GIVEN TASK ▸ From the listing below, extract every line in which the word "SRMTID" appears.

DATASET ENTRIES ▸
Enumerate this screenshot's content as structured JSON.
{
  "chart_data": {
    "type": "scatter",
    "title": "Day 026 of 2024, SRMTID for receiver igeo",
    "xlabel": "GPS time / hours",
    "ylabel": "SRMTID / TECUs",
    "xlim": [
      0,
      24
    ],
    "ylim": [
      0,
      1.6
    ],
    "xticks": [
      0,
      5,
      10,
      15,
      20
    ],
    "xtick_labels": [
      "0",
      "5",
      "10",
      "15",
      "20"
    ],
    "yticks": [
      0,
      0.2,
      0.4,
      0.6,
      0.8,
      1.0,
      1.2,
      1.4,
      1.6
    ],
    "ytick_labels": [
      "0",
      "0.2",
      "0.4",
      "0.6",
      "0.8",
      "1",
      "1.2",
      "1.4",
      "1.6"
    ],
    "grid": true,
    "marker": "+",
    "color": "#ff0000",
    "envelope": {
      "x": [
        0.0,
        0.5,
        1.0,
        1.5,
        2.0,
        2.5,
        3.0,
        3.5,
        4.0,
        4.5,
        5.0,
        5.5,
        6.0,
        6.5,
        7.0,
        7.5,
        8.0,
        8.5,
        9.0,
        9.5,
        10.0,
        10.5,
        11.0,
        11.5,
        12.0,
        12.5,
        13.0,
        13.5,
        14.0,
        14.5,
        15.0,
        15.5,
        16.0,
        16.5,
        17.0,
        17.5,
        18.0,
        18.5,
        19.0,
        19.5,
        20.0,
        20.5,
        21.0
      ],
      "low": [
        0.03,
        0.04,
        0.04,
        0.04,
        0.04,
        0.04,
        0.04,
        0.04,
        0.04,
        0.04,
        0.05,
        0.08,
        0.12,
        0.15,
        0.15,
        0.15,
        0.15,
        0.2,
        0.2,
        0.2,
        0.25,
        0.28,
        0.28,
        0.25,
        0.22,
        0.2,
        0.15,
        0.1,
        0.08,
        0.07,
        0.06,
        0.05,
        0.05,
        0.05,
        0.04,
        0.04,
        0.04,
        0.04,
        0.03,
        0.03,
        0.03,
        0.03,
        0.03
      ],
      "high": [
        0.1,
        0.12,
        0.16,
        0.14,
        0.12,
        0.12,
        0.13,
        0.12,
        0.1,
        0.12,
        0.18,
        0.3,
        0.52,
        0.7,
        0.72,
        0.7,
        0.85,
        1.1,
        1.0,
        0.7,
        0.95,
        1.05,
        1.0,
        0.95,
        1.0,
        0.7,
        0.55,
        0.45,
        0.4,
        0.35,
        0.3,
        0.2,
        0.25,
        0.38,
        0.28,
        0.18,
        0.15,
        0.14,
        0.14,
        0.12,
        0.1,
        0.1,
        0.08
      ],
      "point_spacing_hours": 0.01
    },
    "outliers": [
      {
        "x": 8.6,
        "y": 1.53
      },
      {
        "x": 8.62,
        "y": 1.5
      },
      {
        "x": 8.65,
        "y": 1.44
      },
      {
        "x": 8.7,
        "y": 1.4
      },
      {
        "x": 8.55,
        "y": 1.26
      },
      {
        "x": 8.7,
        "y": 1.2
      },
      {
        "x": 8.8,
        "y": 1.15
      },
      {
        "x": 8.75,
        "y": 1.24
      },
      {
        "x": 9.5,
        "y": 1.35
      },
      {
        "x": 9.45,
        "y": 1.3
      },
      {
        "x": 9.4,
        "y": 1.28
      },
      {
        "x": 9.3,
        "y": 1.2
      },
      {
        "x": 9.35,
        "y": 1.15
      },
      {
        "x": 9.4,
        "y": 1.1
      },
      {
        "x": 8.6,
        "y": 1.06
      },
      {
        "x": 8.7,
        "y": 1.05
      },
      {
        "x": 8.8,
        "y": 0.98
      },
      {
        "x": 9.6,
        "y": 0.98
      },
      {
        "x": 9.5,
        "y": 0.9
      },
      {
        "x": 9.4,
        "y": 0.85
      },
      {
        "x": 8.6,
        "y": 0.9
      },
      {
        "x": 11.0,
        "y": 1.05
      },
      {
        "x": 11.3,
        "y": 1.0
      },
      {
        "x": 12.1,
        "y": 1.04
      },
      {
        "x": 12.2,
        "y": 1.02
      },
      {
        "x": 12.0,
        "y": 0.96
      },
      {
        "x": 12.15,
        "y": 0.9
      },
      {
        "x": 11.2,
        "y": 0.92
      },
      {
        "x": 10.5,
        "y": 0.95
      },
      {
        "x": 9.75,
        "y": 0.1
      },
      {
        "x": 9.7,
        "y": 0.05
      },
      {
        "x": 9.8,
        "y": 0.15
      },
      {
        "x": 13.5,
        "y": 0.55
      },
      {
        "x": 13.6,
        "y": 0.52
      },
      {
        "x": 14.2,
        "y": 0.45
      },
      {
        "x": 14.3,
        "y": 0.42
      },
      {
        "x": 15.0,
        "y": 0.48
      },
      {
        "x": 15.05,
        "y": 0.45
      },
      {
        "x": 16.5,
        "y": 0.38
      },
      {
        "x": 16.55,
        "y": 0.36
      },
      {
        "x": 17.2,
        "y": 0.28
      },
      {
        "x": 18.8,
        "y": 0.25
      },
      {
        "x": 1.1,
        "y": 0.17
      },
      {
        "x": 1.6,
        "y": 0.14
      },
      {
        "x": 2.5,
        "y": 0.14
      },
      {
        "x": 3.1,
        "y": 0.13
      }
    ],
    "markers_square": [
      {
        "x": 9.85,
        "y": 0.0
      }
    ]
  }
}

ANSWER BELOW ▸
    "title": "Day 026 of 2024, SRMTID for receiver igeo",
    "ylabel": "SRMTID / TECUs",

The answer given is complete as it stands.